START Records for processing

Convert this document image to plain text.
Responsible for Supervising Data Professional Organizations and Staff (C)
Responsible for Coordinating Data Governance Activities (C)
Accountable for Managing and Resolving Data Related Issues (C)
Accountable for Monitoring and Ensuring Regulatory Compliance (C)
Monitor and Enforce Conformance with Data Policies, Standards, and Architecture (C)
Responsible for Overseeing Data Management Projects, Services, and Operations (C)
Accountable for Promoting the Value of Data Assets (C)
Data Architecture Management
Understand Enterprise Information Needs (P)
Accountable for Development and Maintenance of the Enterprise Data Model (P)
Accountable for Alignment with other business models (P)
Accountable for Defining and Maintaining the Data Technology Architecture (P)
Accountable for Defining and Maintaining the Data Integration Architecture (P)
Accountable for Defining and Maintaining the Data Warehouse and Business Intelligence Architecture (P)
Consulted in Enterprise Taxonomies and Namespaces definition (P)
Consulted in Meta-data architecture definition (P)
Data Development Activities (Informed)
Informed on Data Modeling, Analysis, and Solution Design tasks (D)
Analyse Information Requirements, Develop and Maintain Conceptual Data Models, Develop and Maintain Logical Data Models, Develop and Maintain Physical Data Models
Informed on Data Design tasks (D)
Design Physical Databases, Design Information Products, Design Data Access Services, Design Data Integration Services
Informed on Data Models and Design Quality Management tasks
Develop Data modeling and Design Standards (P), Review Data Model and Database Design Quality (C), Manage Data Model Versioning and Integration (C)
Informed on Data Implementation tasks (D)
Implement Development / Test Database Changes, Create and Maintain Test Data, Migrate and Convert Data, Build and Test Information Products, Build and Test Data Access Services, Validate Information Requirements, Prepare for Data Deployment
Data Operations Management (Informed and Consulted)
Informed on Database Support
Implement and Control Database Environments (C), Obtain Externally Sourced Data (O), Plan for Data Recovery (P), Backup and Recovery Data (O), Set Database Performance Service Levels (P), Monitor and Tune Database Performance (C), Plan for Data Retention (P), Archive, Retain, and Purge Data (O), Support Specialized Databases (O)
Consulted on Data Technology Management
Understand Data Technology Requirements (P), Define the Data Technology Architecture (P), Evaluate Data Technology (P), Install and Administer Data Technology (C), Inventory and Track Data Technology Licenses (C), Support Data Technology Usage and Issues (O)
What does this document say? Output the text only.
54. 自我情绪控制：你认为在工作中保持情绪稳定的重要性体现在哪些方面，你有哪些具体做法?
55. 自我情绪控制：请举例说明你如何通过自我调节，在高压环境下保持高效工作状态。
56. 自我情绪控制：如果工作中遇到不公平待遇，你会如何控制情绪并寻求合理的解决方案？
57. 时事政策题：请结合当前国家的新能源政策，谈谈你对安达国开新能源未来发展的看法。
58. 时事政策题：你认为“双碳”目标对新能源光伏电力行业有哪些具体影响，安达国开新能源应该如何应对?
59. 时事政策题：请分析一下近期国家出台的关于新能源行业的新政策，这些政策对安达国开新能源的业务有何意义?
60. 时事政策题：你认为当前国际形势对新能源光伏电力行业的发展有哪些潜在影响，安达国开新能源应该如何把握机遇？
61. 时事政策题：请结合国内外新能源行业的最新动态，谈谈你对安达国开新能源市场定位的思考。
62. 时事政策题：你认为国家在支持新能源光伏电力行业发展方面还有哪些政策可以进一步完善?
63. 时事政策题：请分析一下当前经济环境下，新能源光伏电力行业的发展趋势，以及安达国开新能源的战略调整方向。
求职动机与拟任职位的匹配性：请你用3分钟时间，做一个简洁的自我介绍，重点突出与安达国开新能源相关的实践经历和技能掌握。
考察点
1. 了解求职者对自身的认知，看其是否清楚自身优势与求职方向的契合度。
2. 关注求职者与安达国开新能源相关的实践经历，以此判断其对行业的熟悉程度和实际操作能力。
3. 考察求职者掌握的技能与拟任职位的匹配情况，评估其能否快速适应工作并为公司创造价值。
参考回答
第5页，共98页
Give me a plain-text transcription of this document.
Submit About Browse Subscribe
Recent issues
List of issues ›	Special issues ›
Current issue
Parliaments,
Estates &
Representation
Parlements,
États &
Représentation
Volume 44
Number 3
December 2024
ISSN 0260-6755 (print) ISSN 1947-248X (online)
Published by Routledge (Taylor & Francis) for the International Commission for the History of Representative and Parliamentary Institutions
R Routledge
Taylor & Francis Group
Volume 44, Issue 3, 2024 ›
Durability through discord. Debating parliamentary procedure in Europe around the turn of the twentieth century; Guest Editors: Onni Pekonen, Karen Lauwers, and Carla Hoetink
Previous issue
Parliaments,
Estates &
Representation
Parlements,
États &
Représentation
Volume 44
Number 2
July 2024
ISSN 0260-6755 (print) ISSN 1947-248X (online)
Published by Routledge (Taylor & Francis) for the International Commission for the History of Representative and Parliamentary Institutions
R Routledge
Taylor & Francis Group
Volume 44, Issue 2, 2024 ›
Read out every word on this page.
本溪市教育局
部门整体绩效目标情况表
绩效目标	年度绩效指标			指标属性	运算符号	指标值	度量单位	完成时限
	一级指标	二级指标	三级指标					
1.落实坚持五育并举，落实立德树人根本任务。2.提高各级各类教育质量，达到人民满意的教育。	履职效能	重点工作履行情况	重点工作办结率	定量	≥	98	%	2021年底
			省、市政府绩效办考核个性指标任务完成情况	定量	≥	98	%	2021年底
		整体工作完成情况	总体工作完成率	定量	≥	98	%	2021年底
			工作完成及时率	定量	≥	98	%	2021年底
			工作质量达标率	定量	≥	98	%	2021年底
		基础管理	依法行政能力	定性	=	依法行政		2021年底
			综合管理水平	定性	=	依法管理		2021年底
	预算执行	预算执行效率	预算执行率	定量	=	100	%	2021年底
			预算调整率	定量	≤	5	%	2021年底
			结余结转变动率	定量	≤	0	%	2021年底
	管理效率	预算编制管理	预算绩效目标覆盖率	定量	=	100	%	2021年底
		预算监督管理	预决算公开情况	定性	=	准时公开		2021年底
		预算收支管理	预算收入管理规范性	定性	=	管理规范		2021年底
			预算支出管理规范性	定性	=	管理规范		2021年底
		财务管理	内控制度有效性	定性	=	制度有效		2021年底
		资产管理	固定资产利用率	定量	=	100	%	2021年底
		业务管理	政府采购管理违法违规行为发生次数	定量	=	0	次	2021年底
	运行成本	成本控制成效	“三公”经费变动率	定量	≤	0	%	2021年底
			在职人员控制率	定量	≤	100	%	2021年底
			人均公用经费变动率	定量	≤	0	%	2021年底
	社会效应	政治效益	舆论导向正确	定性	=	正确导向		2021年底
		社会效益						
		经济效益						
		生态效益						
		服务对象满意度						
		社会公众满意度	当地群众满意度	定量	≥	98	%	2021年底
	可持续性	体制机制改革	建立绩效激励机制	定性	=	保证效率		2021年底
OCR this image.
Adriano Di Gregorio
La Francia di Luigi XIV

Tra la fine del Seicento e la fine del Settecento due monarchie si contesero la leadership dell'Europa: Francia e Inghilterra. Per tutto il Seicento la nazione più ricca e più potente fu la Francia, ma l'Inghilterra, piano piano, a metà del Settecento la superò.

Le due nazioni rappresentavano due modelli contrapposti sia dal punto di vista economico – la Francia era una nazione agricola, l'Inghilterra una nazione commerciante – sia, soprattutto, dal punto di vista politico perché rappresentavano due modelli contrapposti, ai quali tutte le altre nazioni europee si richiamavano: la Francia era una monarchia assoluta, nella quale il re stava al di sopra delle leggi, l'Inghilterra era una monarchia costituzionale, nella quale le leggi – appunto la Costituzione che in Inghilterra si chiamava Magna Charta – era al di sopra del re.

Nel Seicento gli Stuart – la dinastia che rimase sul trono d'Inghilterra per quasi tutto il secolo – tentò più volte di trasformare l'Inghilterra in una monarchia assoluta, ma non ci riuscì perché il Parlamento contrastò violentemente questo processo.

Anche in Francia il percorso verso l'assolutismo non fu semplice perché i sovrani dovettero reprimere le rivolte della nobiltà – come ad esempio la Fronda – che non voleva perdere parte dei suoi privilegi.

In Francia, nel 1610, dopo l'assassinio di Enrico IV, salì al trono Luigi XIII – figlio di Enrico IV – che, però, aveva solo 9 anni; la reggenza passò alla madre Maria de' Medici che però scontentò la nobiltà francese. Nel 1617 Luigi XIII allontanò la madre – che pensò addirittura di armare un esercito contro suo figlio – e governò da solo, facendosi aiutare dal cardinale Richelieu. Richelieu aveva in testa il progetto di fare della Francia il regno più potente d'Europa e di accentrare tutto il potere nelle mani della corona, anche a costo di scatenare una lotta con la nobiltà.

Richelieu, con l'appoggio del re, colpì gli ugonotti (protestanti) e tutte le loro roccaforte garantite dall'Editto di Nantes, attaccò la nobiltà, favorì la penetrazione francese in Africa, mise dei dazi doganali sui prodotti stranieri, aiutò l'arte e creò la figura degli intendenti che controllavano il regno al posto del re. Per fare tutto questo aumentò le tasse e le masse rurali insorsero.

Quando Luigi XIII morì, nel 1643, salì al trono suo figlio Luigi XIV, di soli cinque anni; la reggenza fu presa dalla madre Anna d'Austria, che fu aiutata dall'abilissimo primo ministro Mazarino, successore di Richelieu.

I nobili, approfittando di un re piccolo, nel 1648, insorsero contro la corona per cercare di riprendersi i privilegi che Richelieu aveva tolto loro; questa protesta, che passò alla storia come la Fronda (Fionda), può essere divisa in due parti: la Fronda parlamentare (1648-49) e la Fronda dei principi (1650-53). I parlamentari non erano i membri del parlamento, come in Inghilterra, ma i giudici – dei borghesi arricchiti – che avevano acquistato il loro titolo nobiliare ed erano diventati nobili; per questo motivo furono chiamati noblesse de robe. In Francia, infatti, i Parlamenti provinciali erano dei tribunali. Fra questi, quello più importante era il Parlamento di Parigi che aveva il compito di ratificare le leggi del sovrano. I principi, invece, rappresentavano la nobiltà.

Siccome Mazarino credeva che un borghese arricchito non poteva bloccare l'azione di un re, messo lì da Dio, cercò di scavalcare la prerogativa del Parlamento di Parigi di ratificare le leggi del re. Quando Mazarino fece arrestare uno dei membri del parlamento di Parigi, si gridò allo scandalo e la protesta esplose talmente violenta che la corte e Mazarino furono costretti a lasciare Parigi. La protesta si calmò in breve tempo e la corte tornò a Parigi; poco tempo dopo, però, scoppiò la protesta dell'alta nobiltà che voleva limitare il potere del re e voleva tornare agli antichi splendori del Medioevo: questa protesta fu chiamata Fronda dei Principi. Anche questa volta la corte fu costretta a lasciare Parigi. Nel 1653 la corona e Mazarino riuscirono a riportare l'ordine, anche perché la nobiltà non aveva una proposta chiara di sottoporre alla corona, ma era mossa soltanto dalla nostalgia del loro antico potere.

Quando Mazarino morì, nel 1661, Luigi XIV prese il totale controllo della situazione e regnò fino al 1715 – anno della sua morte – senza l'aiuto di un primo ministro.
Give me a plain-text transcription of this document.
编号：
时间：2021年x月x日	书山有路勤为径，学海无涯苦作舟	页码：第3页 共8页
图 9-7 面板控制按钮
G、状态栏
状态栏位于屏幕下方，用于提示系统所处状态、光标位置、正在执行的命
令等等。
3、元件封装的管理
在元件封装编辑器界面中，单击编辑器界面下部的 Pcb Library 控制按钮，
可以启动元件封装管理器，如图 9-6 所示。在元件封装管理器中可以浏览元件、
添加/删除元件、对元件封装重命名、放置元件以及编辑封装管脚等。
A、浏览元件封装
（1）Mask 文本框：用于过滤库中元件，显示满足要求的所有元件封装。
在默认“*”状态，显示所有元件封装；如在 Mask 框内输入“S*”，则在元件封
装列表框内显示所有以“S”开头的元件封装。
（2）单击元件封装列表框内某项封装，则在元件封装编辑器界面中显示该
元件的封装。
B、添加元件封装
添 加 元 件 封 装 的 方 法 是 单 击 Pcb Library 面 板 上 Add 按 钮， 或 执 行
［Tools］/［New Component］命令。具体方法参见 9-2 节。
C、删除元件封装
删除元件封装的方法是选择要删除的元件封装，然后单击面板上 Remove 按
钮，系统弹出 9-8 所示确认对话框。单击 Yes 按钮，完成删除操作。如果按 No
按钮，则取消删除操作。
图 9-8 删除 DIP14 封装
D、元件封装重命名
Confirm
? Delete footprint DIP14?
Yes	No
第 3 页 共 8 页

END Records for processing

Required task: Lines from the records above that hold "morì" are the ones to list.

Solution below:
Quando Luigi XIII morì, nel 1643, salì al trono suo figlio Luigi XIV, di soli cinque anni; la reggenza fu presa dalla madre Anna d'Austria, che fu aiutata dall'abilissimo primo ministro Mazarino, successore di Richelieu.
Quando Mazarino morì, nel 1661, Luigi XIV prese il totale controllo della situazione e regnò fino al 1715 – anno della sua morte – senza l'aiuto di un primo ministro.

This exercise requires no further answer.